═══ Provided text

Stopping for Gas - or, not broken-down, exactly, but not a good sign.
LaKisha and Jennifer (black sisters) - I watched the team previews on cbs.com, and one of the sisters said, verbatim, about their Race strategy, “being mean takes too much thought.” Now, that’s a great line. Is she saying, correctly, that being bitchy is just a waste of time? Or is she saying things that take thought should be avoided? An intriguing conundrum. Anyway, not a lot of screen time for these sisters, which perhaps means they’ll be around for a while, logging time later. However, they also landed in eighth place, so I’m stashing this team here near the bottom of the rankings, subject to a rapid rise if future placements warrant. Or not.
Cara and Jaime (red-headed cheerleaders) - Cara & Jaime are confident women with experience traveling and experience together as teammates. Cheerleading teammates, but teammates nonetheless. They think this gives them a big advantage. Maybe; I’m skeptical. Let’s see what this team does next week.
“Rapido! Por Favor?” - or, making meaningless ineffectual comments from the back seat, but in no immediate danger.

══════

▶ _Required task 1_: According to the team rankings, what place did LaKisha and Jennifer land in?
▶ _Required task 2_: Reproduce word for word the passage of the team rankings that begins at the words "LaKisha and Jennifer" and stops after "warrant. Or not.".

═══ Source data

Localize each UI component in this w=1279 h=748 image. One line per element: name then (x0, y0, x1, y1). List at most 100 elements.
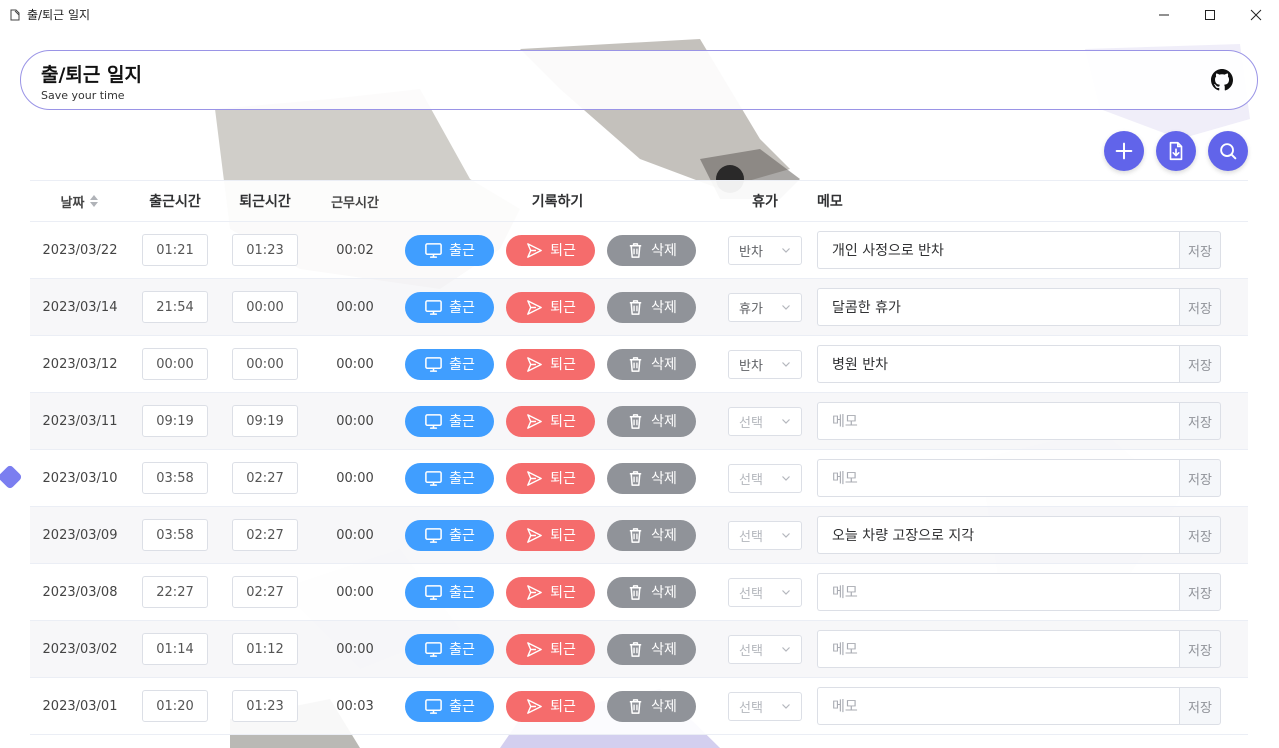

══════

▶ _Complete answer 1_: Eighth place.

▶ _Complete answer 2_:
LaKisha and Jennifer (black sisters) - I watched the team previews on cbs.com, and one of the sisters said, verbatim, about their Race strategy, “being mean takes too much thought.” Now, that’s a great line. Is she saying, correctly, that being bitchy is just a waste of time? Or is she saying things that take thought should be avoided? An intriguing conundrum. Anyway, not a lot of screen time for these sisters, which perhaps means they’ll be around for a while, logging time later. However, they also landed in eighth place, so I’m stashing this team here near the bottom of the rankings, subject to a rapid rise if future placements warrant. Or not.